Data excerpts

───

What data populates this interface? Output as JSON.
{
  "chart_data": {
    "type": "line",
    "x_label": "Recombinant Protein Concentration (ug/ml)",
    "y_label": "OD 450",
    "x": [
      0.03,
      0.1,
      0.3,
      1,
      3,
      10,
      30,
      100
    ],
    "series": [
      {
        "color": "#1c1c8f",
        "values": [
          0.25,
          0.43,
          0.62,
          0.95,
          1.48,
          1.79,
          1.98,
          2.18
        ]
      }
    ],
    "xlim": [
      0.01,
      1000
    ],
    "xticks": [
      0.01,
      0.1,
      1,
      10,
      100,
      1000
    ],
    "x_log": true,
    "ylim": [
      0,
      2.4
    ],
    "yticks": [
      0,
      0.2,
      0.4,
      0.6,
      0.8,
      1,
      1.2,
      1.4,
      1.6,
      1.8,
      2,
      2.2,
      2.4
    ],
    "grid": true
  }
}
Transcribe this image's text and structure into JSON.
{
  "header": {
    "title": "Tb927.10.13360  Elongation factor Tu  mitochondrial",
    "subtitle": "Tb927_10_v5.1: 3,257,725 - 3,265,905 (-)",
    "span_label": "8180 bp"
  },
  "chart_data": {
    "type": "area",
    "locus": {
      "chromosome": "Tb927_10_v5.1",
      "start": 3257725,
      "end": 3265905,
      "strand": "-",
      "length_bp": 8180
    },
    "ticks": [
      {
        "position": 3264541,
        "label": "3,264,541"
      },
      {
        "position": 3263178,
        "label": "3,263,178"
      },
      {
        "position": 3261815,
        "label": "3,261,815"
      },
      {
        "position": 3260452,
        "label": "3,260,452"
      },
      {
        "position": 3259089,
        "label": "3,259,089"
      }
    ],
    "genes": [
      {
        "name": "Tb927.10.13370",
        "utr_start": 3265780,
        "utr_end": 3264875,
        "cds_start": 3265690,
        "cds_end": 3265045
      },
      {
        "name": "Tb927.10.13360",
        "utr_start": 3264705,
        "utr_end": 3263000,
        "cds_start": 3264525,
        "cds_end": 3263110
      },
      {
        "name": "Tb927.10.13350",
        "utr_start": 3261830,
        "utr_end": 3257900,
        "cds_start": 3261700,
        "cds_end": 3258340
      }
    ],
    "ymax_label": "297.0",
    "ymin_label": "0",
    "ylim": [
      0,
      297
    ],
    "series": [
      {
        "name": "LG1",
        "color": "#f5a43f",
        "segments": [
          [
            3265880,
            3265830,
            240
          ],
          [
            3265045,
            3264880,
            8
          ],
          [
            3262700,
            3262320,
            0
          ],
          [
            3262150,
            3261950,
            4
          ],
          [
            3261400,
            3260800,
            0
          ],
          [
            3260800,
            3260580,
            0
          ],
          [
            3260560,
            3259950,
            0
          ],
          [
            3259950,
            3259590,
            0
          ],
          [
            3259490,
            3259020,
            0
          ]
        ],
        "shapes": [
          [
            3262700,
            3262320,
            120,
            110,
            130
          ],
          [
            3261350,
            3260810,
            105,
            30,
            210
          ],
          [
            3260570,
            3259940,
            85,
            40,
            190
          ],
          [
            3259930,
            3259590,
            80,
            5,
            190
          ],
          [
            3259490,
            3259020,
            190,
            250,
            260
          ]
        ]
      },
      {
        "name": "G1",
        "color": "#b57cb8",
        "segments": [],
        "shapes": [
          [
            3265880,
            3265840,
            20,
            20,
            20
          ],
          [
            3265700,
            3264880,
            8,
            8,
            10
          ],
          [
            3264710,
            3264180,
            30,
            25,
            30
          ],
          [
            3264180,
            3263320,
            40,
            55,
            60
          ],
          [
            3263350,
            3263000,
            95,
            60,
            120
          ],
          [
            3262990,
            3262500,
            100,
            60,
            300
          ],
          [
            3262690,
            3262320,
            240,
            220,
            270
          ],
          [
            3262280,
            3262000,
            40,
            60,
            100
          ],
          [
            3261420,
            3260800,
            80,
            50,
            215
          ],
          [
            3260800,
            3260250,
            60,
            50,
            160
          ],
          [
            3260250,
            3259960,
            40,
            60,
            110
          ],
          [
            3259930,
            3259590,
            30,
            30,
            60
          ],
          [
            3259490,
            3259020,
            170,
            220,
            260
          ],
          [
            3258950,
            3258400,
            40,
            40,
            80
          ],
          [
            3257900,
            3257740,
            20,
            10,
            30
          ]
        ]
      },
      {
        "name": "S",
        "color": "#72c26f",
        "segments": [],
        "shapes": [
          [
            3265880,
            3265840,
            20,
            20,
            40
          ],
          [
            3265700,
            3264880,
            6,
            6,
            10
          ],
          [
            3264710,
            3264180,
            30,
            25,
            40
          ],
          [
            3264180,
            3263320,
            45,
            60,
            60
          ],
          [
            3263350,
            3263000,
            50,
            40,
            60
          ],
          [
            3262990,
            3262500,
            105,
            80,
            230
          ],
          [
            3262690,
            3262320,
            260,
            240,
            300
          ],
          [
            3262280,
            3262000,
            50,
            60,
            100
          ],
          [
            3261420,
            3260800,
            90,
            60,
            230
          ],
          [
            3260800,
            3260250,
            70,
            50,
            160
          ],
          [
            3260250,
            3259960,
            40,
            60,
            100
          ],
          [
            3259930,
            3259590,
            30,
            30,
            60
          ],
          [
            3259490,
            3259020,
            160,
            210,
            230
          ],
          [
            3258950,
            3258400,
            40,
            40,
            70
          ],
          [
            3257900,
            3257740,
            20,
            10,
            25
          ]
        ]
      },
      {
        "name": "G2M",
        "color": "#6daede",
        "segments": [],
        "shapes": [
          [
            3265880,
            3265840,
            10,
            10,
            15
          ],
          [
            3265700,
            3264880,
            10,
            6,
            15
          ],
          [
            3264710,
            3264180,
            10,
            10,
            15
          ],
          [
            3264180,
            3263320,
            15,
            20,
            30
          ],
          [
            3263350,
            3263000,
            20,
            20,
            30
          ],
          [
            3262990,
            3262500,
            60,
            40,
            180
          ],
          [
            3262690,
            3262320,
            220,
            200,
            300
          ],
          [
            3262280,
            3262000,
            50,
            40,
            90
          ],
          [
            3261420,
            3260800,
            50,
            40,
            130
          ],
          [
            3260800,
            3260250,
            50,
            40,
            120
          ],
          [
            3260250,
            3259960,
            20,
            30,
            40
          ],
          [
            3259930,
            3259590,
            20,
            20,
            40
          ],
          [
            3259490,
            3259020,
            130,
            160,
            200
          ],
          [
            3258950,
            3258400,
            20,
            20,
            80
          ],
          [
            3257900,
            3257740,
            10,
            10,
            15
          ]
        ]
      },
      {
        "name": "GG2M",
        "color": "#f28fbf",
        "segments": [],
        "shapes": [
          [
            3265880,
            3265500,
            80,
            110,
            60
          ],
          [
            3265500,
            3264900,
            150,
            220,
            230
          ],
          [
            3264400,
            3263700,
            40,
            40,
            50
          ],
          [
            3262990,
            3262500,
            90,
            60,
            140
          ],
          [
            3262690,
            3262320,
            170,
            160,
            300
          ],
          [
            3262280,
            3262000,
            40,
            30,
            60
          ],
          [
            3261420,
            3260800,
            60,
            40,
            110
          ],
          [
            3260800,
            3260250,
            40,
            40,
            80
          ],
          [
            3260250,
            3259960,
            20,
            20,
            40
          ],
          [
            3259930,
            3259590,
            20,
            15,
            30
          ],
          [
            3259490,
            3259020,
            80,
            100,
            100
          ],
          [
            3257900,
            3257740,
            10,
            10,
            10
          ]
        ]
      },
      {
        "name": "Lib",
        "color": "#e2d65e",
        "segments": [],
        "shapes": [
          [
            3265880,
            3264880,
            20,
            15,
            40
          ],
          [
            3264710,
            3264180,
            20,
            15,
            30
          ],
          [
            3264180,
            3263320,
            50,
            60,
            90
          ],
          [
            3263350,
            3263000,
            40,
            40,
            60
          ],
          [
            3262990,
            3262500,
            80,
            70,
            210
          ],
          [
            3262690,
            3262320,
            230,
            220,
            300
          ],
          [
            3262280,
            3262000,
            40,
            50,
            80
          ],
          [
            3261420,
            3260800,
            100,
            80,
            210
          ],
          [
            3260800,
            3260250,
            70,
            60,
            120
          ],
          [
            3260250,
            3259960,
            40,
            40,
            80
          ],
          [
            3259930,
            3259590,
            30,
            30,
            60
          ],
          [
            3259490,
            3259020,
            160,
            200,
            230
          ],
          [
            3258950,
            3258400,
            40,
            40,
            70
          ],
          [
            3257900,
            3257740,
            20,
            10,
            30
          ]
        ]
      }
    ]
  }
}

───

Instructions to follow - Only a number is wanted: how many lines of the data above contain "name"?

The answer - 9